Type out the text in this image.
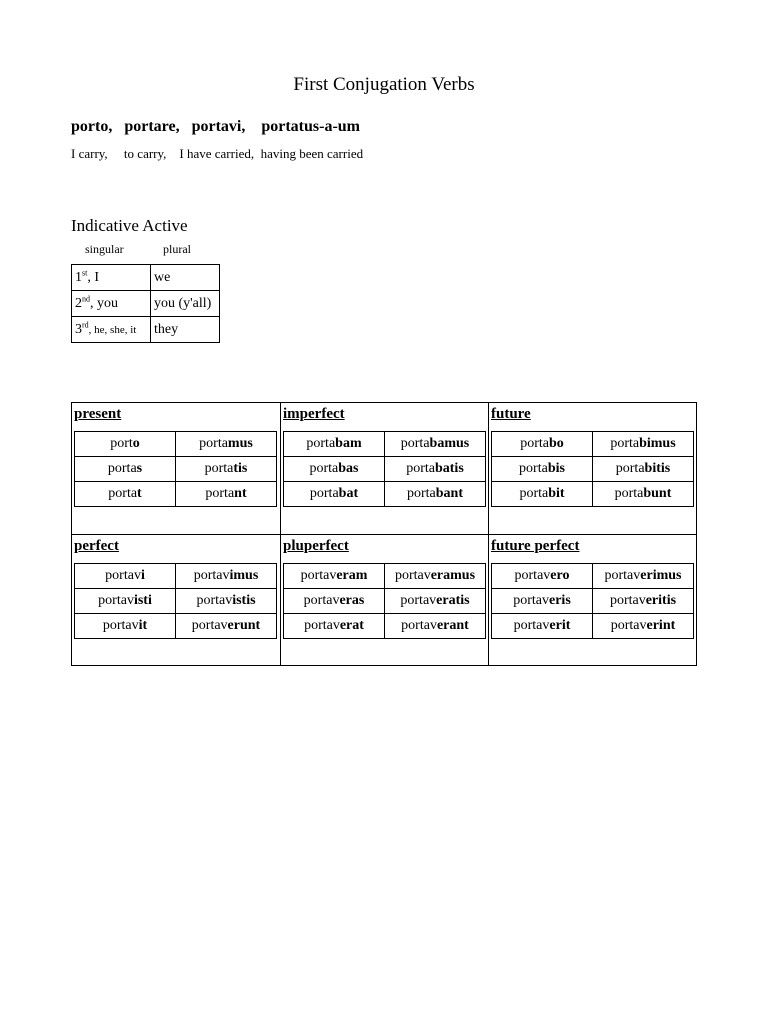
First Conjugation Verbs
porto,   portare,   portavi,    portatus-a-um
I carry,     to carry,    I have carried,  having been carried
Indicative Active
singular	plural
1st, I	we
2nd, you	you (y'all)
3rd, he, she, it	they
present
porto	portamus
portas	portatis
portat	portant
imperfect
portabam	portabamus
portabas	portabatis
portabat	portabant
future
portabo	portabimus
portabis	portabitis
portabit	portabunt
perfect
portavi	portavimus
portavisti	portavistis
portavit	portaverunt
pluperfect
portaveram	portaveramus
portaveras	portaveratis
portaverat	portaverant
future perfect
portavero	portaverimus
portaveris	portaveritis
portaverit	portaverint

####################

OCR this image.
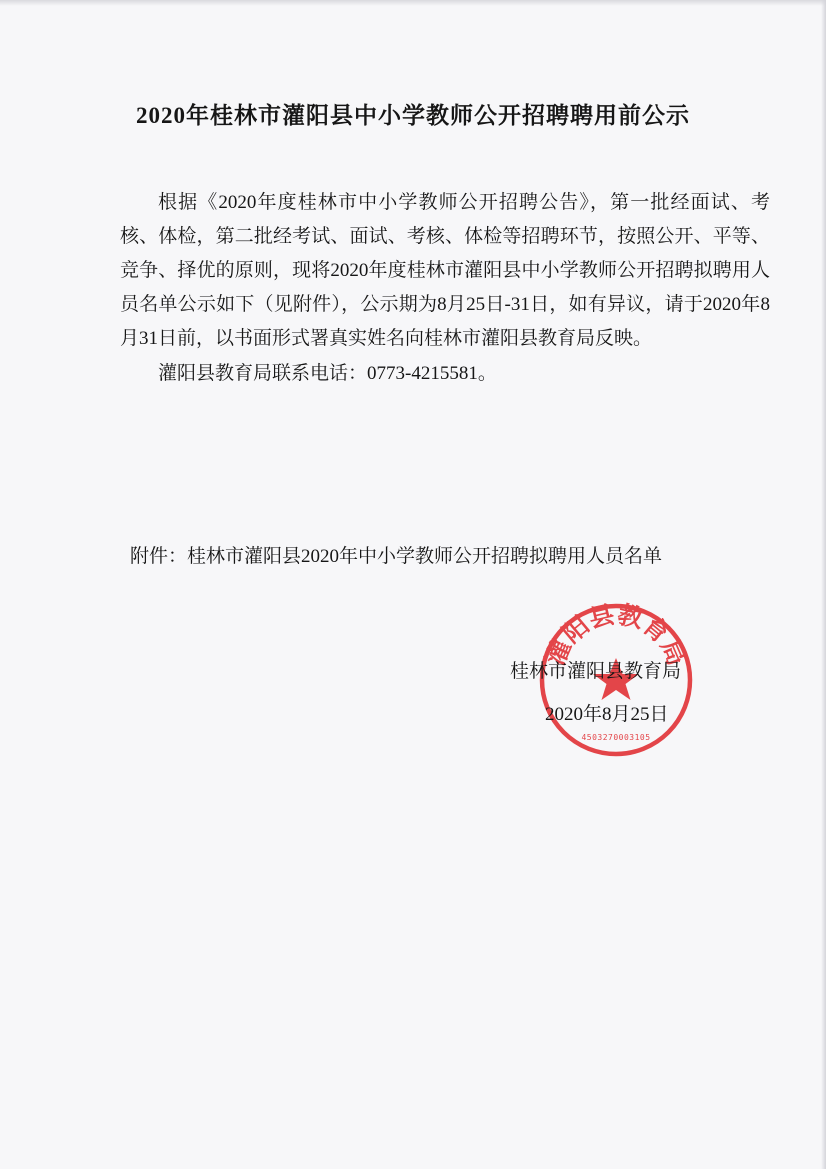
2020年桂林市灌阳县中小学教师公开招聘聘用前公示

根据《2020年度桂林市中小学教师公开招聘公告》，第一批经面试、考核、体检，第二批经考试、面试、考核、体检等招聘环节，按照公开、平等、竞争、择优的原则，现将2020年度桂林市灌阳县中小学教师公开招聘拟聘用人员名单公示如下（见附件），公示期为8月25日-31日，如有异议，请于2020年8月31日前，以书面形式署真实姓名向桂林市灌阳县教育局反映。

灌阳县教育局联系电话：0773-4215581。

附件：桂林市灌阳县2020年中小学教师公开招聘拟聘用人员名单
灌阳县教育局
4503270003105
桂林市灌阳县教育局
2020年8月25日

####################

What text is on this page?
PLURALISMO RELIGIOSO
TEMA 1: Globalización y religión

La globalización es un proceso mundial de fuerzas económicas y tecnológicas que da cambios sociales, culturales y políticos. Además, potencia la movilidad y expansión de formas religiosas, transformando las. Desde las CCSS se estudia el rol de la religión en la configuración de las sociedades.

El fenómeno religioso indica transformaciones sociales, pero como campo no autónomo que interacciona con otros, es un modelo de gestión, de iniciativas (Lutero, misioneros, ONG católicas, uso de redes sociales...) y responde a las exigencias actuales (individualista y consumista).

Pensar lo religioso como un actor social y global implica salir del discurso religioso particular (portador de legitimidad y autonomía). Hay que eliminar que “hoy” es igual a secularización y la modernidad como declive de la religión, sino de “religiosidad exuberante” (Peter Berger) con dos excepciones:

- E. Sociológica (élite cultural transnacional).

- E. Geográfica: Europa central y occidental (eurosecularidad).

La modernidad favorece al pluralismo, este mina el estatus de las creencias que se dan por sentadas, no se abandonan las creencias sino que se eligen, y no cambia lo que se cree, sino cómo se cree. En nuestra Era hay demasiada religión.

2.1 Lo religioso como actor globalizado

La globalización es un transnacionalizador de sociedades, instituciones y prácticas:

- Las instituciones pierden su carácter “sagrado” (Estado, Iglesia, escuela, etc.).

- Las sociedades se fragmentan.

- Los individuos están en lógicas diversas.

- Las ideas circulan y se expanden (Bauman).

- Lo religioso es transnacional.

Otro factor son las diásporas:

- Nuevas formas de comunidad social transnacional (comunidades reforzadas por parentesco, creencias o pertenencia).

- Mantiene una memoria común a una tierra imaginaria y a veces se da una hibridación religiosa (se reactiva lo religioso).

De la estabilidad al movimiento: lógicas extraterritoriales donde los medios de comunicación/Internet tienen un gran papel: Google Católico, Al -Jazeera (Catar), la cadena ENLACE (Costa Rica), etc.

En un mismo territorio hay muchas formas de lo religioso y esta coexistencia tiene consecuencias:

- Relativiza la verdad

####################

YOUR GOAL
Pick out and copy the lines of the entries that hold the string "text".

RESPONSE TO THE EXERCISE
Type out the text in this image.
What text is on this page?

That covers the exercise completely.